'''

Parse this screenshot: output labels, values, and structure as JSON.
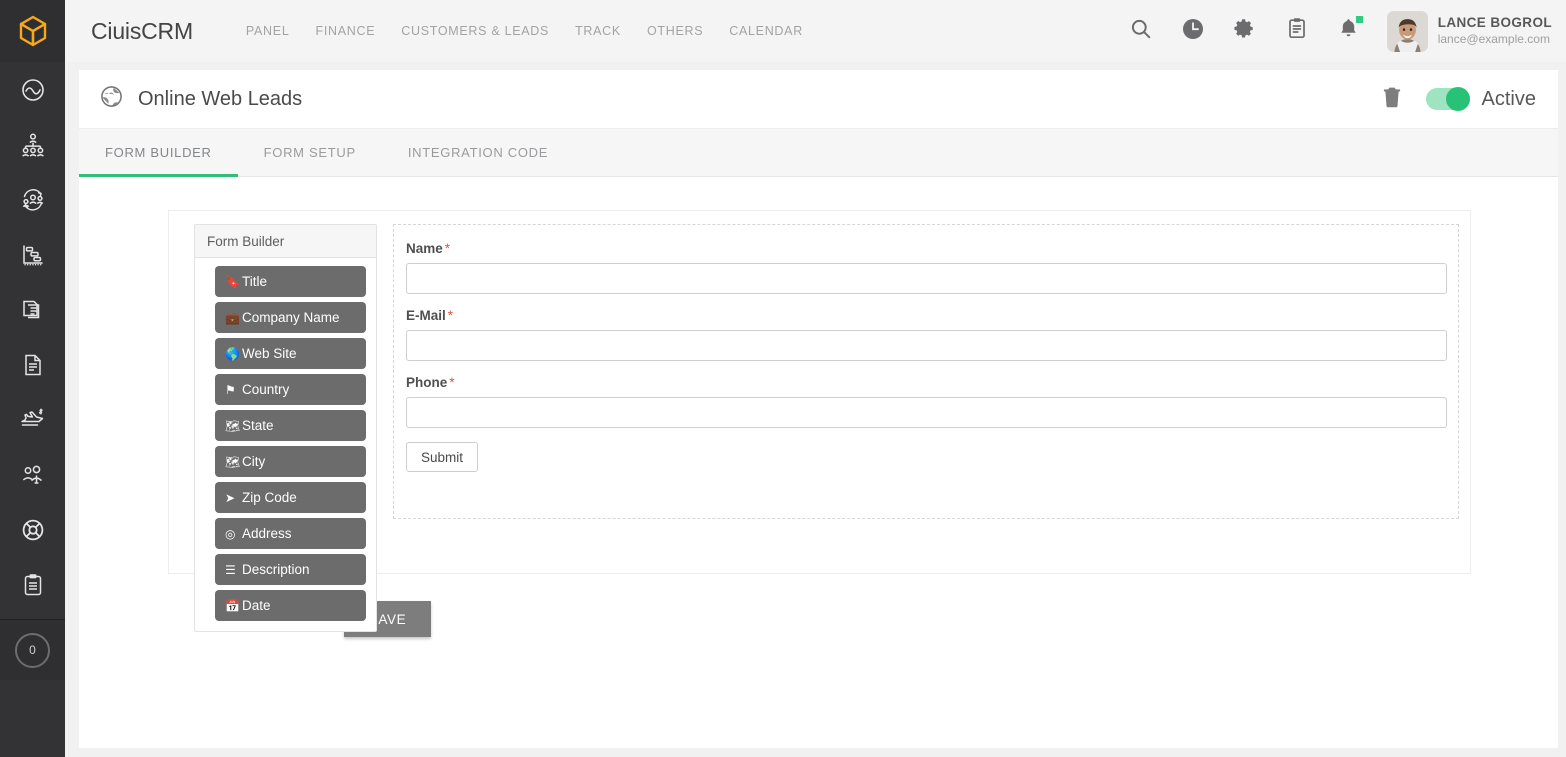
{
  "brand": {
    "logo_icon": "cube-logo-icon",
    "name": "CiuisCRM"
  },
  "nav": {
    "items": [
      {
        "label": "PANEL",
        "name": "nav-panel"
      },
      {
        "label": "FINANCE",
        "name": "nav-finance"
      },
      {
        "label": "CUSTOMERS & LEADS",
        "name": "nav-customers-leads"
      },
      {
        "label": "TRACK",
        "name": "nav-track"
      },
      {
        "label": "OTHERS",
        "name": "nav-others"
      },
      {
        "label": "CALENDAR",
        "name": "nav-calendar"
      }
    ]
  },
  "topbar_icons": [
    {
      "icon": "search-icon"
    },
    {
      "icon": "clock-icon"
    },
    {
      "icon": "gear-icon"
    },
    {
      "icon": "clipboard-notes-icon"
    },
    {
      "icon": "bell-icon",
      "badge": true
    }
  ],
  "user": {
    "name": "LANCE BOGROL",
    "email": "lance@example.com",
    "avatar": "user-photo-avatar"
  },
  "sidebar": {
    "items": [
      {
        "icon": "dashboard-chart-icon",
        "name": "sidebar-item-dashboard"
      },
      {
        "icon": "org-hierarchy-icon",
        "name": "sidebar-item-organization"
      },
      {
        "icon": "users-sync-icon",
        "name": "sidebar-item-customers"
      },
      {
        "icon": "gantt-chart-icon",
        "name": "sidebar-item-projects"
      },
      {
        "icon": "documents-stack-icon",
        "name": "sidebar-item-documents"
      },
      {
        "icon": "file-lines-icon",
        "name": "sidebar-item-files"
      },
      {
        "icon": "plane-dollar-icon",
        "name": "sidebar-item-expenses"
      },
      {
        "icon": "users-group-icon",
        "name": "sidebar-item-staff"
      },
      {
        "icon": "lifebuoy-icon",
        "name": "sidebar-item-support"
      },
      {
        "icon": "clipboard-icon",
        "name": "sidebar-item-tasks"
      }
    ],
    "badge_count": "0"
  },
  "page": {
    "icon": "globe-icon",
    "title": "Online Web Leads",
    "delete_icon": "trash-icon",
    "status_toggle": {
      "state": "on",
      "label": "Active"
    }
  },
  "tabs": [
    {
      "label": "FORM BUILDER",
      "active": true
    },
    {
      "label": "FORM SETUP",
      "active": false
    },
    {
      "label": "INTEGRATION CODE",
      "active": false
    }
  ],
  "palette": {
    "title": "Form Builder",
    "items": [
      {
        "label": "Title",
        "icon": "bookmark-icon",
        "glyph": "🔖"
      },
      {
        "label": "Company Name",
        "icon": "briefcase-icon",
        "glyph": "💼"
      },
      {
        "label": "Web Site",
        "icon": "globe-icon",
        "glyph": "⊕"
      },
      {
        "label": "Country",
        "icon": "flag-icon",
        "glyph": "⚑"
      },
      {
        "label": "State",
        "icon": "map-icon",
        "glyph": "🗺"
      },
      {
        "label": "City",
        "icon": "map-icon",
        "glyph": "🗺"
      },
      {
        "label": "Zip Code",
        "icon": "paper-plane-icon",
        "glyph": "➤"
      },
      {
        "label": "Address",
        "icon": "map-marker-icon",
        "glyph": "⌖"
      },
      {
        "label": "Description",
        "icon": "list-lines-icon",
        "glyph": "☰"
      },
      {
        "label": "Date",
        "icon": "calendar-icon",
        "glyph": "📅"
      }
    ]
  },
  "form_preview": {
    "fields": [
      {
        "label": "Name",
        "required": "*",
        "value": "",
        "placeholder": ""
      },
      {
        "label": "E-Mail",
        "required": "*",
        "value": "",
        "placeholder": ""
      },
      {
        "label": "Phone",
        "required": "*",
        "value": "",
        "placeholder": ""
      }
    ],
    "submit_label": "Submit"
  },
  "save_label": "SAVE",
  "colors": {
    "accent_green": "#2fbd79",
    "toggle_on": "#27c276",
    "logo_amber": "#f5a81c",
    "sidebar_bg": "#333335",
    "required_red": "#e8503a",
    "palette_item_bg": "#6c6c6c",
    "save_bg": "#7d7d7d"
  }
}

'''

Exercise instructions >>
Reproduce all of the data exactly, omitting each picture it holds.

The result >>
Parse this screenshot: output labels, values, and structure as JSON.
{
  "brand": {
    "logo_icon": "cube-logo-icon",
    "name": "CiuisCRM"
  },
  "nav": {
    "items": [
      {
        "label": "PANEL",
        "name": "nav-panel"
      },
      {
        "label": "FINANCE",
        "name": "nav-finance"
      },
      {
        "label": "CUSTOMERS & LEADS",
        "name": "nav-customers-leads"
      },
      {
        "label": "TRACK",
        "name": "nav-track"
      },
      {
        "label": "OTHERS",
        "name": "nav-others"
      },
      {
        "label": "CALENDAR",
        "name": "nav-calendar"
      }
    ]
  },
  "topbar_icons": [
    {
      "icon": "search-icon"
    },
    {
      "icon": "clock-icon"
    },
    {
      "icon": "gear-icon"
    },
    {
      "icon": "clipboard-notes-icon"
    },
    {
      "icon": "bell-icon",
      "badge": true
    }
  ],
  "user": {
    "name": "LANCE BOGROL",
    "email": "lance@example.com",
    "avatar": "user-photo-avatar"
  },
  "sidebar": {
    "items": [
      {
        "icon": "dashboard-chart-icon",
        "name": "sidebar-item-dashboard"
      },
      {
        "icon": "org-hierarchy-icon",
        "name": "sidebar-item-organization"
      },
      {
        "icon": "users-sync-icon",
        "name": "sidebar-item-customers"
      },
      {
        "icon": "gantt-chart-icon",
        "name": "sidebar-item-projects"
      },
      {
        "icon": "documents-stack-icon",
        "name": "sidebar-item-documents"
      },
      {
        "icon": "file-lines-icon",
        "name": "sidebar-item-files"
      },
      {
        "icon": "plane-dollar-icon",
        "name": "sidebar-item-expenses"
      },
      {
        "icon": "users-group-icon",
        "name": "sidebar-item-staff"
      },
      {
        "icon": "lifebuoy-icon",
        "name": "sidebar-item-support"
      },
      {
        "icon": "clipboard-icon",
        "name": "sidebar-item-tasks"
      }
    ],
    "badge_count": "0"
  },
  "page": {
    "icon": "globe-icon",
    "title": "Online Web Leads",
    "delete_icon": "trash-icon",
    "status_toggle": {
      "state": "on",
      "label": "Active"
    }
  },
  "tabs": [
    {
      "label": "FORM BUILDER",
      "active": true
    },
    {
      "label": "FORM SETUP",
      "active": false
    },
    {
      "label": "INTEGRATION CODE",
      "active": false
    }
  ],
  "palette": {
    "title": "Form Builder",
    "items": [
      {
        "label": "Title",
        "icon": "bookmark-icon",
        "glyph": "🔖"
      },
      {
        "label": "Company Name",
        "icon": "briefcase-icon",
        "glyph": "💼"
      },
      {
        "label": "Web Site",
        "icon": "globe-icon",
        "glyph": "⊕"
      },
      {
        "label": "Country",
        "icon": "flag-icon",
        "glyph": "⚑"
      },
      {
        "label": "State",
        "icon": "map-icon",
        "glyph": "🗺"
      },
      {
        "label": "City",
        "icon": "map-icon",
        "glyph": "🗺"
      },
      {
        "label": "Zip Code",
        "icon": "paper-plane-icon",
        "glyph": "➤"
      },
      {
        "label": "Address",
        "icon": "map-marker-icon",
        "glyph": "⌖"
      },
      {
        "label": "Description",
        "icon": "list-lines-icon",
        "glyph": "☰"
      },
      {
        "label": "Date",
        "icon": "calendar-icon",
        "glyph": "📅"
      }
    ]
  },
  "form_preview": {
    "fields": [
      {
        "label": "Name",
        "required": "*",
        "value": "",
        "placeholder": ""
      },
      {
        "label": "E-Mail",
        "required": "*",
        "value": "",
        "placeholder": ""
      },
      {
        "label": "Phone",
        "required": "*",
        "value": "",
        "placeholder": ""
      }
    ],
    "submit_label": "Submit"
  },
  "save_label": "SAVE",
  "colors": {
    "accent_green": "#2fbd79",
    "toggle_on": "#27c276",
    "logo_amber": "#f5a81c",
    "sidebar_bg": "#333335",
    "required_red": "#e8503a",
    "palette_item_bg": "#6c6c6c",
    "save_bg": "#7d7d7d"
  }
}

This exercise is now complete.